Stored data
"""

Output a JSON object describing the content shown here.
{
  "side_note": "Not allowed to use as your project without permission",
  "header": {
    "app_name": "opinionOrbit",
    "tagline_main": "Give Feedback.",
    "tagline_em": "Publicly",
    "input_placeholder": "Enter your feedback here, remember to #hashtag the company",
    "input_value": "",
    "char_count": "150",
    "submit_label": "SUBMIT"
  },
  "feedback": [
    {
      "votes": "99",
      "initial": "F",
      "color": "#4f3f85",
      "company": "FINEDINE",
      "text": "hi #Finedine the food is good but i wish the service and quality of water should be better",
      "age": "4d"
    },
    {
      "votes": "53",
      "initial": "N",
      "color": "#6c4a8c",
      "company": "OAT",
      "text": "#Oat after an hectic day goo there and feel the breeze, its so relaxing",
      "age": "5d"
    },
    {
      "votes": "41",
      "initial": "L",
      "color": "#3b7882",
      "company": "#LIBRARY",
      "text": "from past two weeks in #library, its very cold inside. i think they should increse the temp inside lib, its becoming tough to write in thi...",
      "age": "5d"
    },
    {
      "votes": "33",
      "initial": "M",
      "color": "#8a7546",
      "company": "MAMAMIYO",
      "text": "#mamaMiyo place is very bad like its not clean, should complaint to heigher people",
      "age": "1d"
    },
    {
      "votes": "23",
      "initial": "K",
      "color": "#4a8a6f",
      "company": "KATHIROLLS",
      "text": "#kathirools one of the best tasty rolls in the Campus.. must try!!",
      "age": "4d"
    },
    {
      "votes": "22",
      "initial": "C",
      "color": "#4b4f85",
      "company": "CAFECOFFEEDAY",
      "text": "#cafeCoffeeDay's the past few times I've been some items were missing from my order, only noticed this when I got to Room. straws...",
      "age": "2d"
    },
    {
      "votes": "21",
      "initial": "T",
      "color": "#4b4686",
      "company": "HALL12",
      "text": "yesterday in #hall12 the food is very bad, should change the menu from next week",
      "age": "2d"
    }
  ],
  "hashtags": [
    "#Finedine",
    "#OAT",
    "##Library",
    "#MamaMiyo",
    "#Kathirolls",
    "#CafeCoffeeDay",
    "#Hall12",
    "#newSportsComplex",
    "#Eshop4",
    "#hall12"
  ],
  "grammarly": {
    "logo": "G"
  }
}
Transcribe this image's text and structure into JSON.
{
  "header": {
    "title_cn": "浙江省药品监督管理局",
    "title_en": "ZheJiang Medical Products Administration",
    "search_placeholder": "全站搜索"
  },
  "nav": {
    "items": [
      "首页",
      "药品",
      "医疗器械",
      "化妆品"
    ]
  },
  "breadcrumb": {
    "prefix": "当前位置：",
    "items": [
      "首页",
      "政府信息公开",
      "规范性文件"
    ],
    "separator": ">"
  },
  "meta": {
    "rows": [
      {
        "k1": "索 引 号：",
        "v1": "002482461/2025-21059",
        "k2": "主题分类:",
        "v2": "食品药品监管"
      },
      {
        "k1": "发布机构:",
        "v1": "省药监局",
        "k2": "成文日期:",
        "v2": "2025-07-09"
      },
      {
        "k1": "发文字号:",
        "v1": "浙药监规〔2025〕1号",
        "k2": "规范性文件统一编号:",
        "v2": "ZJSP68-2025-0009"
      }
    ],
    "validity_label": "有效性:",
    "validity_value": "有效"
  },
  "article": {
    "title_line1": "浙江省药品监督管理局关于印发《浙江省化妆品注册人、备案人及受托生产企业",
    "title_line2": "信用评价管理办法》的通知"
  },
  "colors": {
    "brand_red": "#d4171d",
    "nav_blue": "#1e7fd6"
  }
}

"""

WHAT THE TASK REQUIRES:
Give every line of the material again, exactly as it reads.

RESULT OF THE TASK:
Output a JSON object describing the content shown here.
{
  "side_note": "Not allowed to use as your project without permission",
  "header": {
    "app_name": "opinionOrbit",
    "tagline_main": "Give Feedback.",
    "tagline_em": "Publicly",
    "input_placeholder": "Enter your feedback here, remember to #hashtag the company",
    "input_value": "",
    "char_count": "150",
    "submit_label": "SUBMIT"
  },
  "feedback": [
    {
      "votes": "99",
      "initial": "F",
      "color": "#4f3f85",
      "company": "FINEDINE",
      "text": "hi #Finedine the food is good but i wish the service and quality of water should be better",
      "age": "4d"
    },
    {
      "votes": "53",
      "initial": "N",
      "color": "#6c4a8c",
      "company": "OAT",
      "text": "#Oat after an hectic day goo there and feel the breeze, its so relaxing",
      "age": "5d"
    },
    {
      "votes": "41",
      "initial": "L",
      "color": "#3b7882",
      "company": "#LIBRARY",
      "text": "from past two weeks in #library, its very cold inside. i think they should increse the temp inside lib, its becoming tough to write in thi...",
      "age": "5d"
    },
    {
      "votes": "33",
      "initial": "M",
      "color": "#8a7546",
      "company": "MAMAMIYO",
      "text": "#mamaMiyo place is very bad like its not clean, should complaint to heigher people",
      "age": "1d"
    },
    {
      "votes": "23",
      "initial": "K",
      "color": "#4a8a6f",
      "company": "KATHIROLLS",
      "text": "#kathirools one of the best tasty rolls in the Campus.. must try!!",
      "age": "4d"
    },
    {
      "votes": "22",
      "initial": "C",
      "color": "#4b4f85",
      "company": "CAFECOFFEEDAY",
      "text": "#cafeCoffeeDay's the past few times I've been some items were missing from my order, only noticed this when I got to Room. straws...",
      "age": "2d"
    },
    {
      "votes": "21",
      "initial": "T",
      "color": "#4b4686",
      "company": "HALL12",
      "text": "yesterday in #hall12 the food is very bad, should change the menu from next week",
      "age": "2d"
    }
  ],
  "hashtags": [
    "#Finedine",
    "#OAT",
    "##Library",
    "#MamaMiyo",
    "#Kathirolls",
    "#CafeCoffeeDay",
    "#Hall12",
    "#newSportsComplex",
    "#Eshop4",
    "#hall12"
  ],
  "grammarly": {
    "logo": "G"
  }
}
Transcribe this image's text and structure into JSON.
{
  "header": {
    "title_cn": "浙江省药品监督管理局",
    "title_en": "ZheJiang Medical Products Administration",
    "search_placeholder": "全站搜索"
  },
  "nav": {
    "items": [
      "首页",
      "药品",
      "医疗器械",
      "化妆品"
    ]
  },
  "breadcrumb": {
    "prefix": "当前位置：",
    "items": [
      "首页",
      "政府信息公开",
      "规范性文件"
    ],
    "separator": ">"
  },
  "meta": {
    "rows": [
      {
        "k1": "索 引 号：",
        "v1": "002482461/2025-21059",
        "k2": "主题分类:",
        "v2": "食品药品监管"
      },
      {
        "k1": "发布机构:",
        "v1": "省药监局",
        "k2": "成文日期:",
        "v2": "2025-07-09"
      },
      {
        "k1": "发文字号:",
        "v1": "浙药监规〔2025〕1号",
        "k2": "规范性文件统一编号:",
        "v2": "ZJSP68-2025-0009"
      }
    ],
    "validity_label": "有效性:",
    "validity_value": "有效"
  },
  "article": {
    "title_line1": "浙江省药品监督管理局关于印发《浙江省化妆品注册人、备案人及受托生产企业",
    "title_line2": "信用评价管理办法》的通知"
  },
  "colors": {
    "brand_red": "#d4171d",
    "nav_blue": "#1e7fd6"
  }
}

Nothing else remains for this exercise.